What needs to be done
Quote every line as given.

··· Records to process ···

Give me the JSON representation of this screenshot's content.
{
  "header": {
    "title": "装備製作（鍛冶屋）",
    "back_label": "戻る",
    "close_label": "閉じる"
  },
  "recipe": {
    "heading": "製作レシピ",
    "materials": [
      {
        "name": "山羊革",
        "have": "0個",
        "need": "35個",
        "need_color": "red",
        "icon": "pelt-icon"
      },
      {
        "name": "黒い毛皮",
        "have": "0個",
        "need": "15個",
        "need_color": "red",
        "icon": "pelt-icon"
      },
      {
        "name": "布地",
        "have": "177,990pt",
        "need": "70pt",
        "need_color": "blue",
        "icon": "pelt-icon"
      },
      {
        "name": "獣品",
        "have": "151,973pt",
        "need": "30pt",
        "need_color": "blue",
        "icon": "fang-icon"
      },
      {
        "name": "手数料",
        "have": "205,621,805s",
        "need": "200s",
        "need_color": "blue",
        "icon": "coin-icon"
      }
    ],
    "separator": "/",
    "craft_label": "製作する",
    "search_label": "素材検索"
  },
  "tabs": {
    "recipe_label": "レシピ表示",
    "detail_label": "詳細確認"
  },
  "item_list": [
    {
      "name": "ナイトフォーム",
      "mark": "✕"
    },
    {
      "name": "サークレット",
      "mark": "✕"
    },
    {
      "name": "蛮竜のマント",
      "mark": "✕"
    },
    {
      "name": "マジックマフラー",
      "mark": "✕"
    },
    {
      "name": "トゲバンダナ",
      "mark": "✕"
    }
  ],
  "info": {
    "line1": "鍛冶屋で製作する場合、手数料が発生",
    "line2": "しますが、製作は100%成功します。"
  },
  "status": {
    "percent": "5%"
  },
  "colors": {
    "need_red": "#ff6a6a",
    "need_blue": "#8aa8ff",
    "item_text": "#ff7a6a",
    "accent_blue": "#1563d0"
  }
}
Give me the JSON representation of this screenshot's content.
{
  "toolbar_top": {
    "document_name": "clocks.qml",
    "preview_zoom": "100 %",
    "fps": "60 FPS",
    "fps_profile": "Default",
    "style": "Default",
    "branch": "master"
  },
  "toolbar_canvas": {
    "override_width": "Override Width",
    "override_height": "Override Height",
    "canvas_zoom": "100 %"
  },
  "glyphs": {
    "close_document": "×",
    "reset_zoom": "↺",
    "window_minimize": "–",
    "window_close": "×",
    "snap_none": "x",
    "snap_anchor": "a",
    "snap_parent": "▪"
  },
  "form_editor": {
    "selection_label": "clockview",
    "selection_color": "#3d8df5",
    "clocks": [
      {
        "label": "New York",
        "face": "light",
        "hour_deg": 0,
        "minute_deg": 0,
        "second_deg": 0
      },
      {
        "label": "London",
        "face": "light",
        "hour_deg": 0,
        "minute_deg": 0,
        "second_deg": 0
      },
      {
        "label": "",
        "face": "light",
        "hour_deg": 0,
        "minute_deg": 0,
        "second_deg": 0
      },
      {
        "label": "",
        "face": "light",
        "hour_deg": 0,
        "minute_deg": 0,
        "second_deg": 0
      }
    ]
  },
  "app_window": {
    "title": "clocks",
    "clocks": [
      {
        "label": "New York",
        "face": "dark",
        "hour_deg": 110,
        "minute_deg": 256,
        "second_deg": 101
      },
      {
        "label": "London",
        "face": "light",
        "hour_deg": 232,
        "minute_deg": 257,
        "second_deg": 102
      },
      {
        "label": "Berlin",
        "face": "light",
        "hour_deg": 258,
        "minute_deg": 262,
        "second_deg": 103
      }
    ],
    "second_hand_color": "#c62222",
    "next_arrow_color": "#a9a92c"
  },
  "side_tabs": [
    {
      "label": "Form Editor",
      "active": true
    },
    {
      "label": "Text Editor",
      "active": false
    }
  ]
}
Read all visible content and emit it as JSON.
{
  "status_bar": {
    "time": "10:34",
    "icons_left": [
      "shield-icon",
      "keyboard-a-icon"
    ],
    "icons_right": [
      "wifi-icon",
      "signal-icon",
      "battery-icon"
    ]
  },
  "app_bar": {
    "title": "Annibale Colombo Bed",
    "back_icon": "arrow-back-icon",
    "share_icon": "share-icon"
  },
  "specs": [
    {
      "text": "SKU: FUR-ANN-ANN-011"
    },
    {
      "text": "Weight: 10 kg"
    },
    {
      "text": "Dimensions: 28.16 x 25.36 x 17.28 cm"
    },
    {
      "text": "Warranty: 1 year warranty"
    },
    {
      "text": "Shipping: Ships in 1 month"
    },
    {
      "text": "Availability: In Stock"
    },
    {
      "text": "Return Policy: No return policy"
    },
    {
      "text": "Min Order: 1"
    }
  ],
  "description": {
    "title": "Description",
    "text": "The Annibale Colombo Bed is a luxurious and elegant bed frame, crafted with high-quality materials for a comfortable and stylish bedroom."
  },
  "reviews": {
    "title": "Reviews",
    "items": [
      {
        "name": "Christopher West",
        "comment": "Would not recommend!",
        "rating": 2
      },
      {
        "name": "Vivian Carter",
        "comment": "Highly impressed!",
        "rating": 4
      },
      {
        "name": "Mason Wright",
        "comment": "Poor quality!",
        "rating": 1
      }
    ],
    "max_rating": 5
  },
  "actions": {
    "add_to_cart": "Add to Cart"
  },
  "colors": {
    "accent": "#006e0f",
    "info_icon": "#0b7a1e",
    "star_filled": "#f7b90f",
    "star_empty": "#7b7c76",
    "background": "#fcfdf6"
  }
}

···

Solution for this problem
Give me the JSON representation of this screenshot's content.
{
  "header": {
    "title": "装備製作（鍛冶屋）",
    "back_label": "戻る",
    "close_label": "閉じる"
  },
  "recipe": {
    "heading": "製作レシピ",
    "materials": [
      {
        "name": "山羊革",
        "have": "0個",
        "need": "35個",
        "need_color": "red",
        "icon": "pelt-icon"
      },
      {
        "name": "黒い毛皮",
        "have": "0個",
        "need": "15個",
        "need_color": "red",
        "icon": "pelt-icon"
      },
      {
        "name": "布地",
        "have": "177,990pt",
        "need": "70pt",
        "need_color": "blue",
        "icon": "pelt-icon"
      },
      {
        "name": "獣品",
        "have": "151,973pt",
        "need": "30pt",
        "need_color": "blue",
        "icon": "fang-icon"
      },
      {
        "name": "手数料",
        "have": "205,621,805s",
        "need": "200s",
        "need_color": "blue",
        "icon": "coin-icon"
      }
    ],
    "separator": "/",
    "craft_label": "製作する",
    "search_label": "素材検索"
  },
  "tabs": {
    "recipe_label": "レシピ表示",
    "detail_label": "詳細確認"
  },
  "item_list": [
    {
      "name": "ナイトフォーム",
      "mark": "✕"
    },
    {
      "name": "サークレット",
      "mark": "✕"
    },
    {
      "name": "蛮竜のマント",
      "mark": "✕"
    },
    {
      "name": "マジックマフラー",
      "mark": "✕"
    },
    {
      "name": "トゲバンダナ",
      "mark": "✕"
    }
  ],
  "info": {
    "line1": "鍛冶屋で製作する場合、手数料が発生",
    "line2": "しますが、製作は100%成功します。"
  },
  "status": {
    "percent": "5%"
  },
  "colors": {
    "need_red": "#ff6a6a",
    "need_blue": "#8aa8ff",
    "item_text": "#ff7a6a",
    "accent_blue": "#1563d0"
  }
}
Give me the JSON representation of this screenshot's content.
{
  "toolbar_top": {
    "document_name": "clocks.qml",
    "preview_zoom": "100 %",
    "fps": "60 FPS",
    "fps_profile": "Default",
    "style": "Default",
    "branch": "master"
  },
  "toolbar_canvas": {
    "override_width": "Override Width",
    "override_height": "Override Height",
    "canvas_zoom": "100 %"
  },
  "glyphs": {
    "close_document": "×",
    "reset_zoom": "↺",
    "window_minimize": "–",
    "window_close": "×",
    "snap_none": "x",
    "snap_anchor": "a",
    "snap_parent": "▪"
  },
  "form_editor": {
    "selection_label": "clockview",
    "selection_color": "#3d8df5",
    "clocks": [
      {
        "label": "New York",
        "face": "light",
        "hour_deg": 0,
        "minute_deg": 0,
        "second_deg": 0
      },
      {
        "label": "London",
        "face": "light",
        "hour_deg": 0,
        "minute_deg": 0,
        "second_deg": 0
      },
      {
        "label": "",
        "face": "light",
        "hour_deg": 0,
        "minute_deg": 0,
        "second_deg": 0
      },
      {
        "label": "",
        "face": "light",
        "hour_deg": 0,
        "minute_deg": 0,
        "second_deg": 0
      }
    ]
  },
  "app_window": {
    "title": "clocks",
    "clocks": [
      {
        "label": "New York",
        "face": "dark",
        "hour_deg": 110,
        "minute_deg": 256,
        "second_deg": 101
      },
      {
        "label": "London",
        "face": "light",
        "hour_deg": 232,
        "minute_deg": 257,
        "second_deg": 102
      },
      {
        "label": "Berlin",
        "face": "light",
        "hour_deg": 258,
        "minute_deg": 262,
        "second_deg": 103
      }
    ],
    "second_hand_color": "#c62222",
    "next_arrow_color": "#a9a92c"
  },
  "side_tabs": [
    {
      "label": "Form Editor",
      "active": true
    },
    {
      "label": "Text Editor",
      "active": false
    }
  ]
}
Read all visible content and emit it as JSON.
{
  "status_bar": {
    "time": "10:34",
    "icons_left": [
      "shield-icon",
      "keyboard-a-icon"
    ],
    "icons_right": [
      "wifi-icon",
      "signal-icon",
      "battery-icon"
    ]
  },
  "app_bar": {
    "title": "Annibale Colombo Bed",
    "back_icon": "arrow-back-icon",
    "share_icon": "share-icon"
  },
  "specs": [
    {
      "text": "SKU: FUR-ANN-ANN-011"
    },
    {
      "text": "Weight: 10 kg"
    },
    {
      "text": "Dimensions: 28.16 x 25.36 x 17.28 cm"
    },
    {
      "text": "Warranty: 1 year warranty"
    },
    {
      "text": "Shipping: Ships in 1 month"
    },
    {
      "text": "Availability: In Stock"
    },
    {
      "text": "Return Policy: No return policy"
    },
    {
      "text": "Min Order: 1"
    }
  ],
  "description": {
    "title": "Description",
    "text": "The Annibale Colombo Bed is a luxurious and elegant bed frame, crafted with high-quality materials for a comfortable and stylish bedroom."
  },
  "reviews": {
    "title": "Reviews",
    "items": [
      {
        "name": "Christopher West",
        "comment": "Would not recommend!",
        "rating": 2
      },
      {
        "name": "Vivian Carter",
        "comment": "Highly impressed!",
        "rating": 4
      },
      {
        "name": "Mason Wright",
        "comment": "Poor quality!",
        "rating": 1
      }
    ],
    "max_rating": 5
  },
  "actions": {
    "add_to_cart": "Add to Cart"
  },
  "colors": {
    "accent": "#006e0f",
    "info_icon": "#0b7a1e",
    "star_filled": "#f7b90f",
    "star_empty": "#7b7c76",
    "background": "#fcfdf6"
  }
}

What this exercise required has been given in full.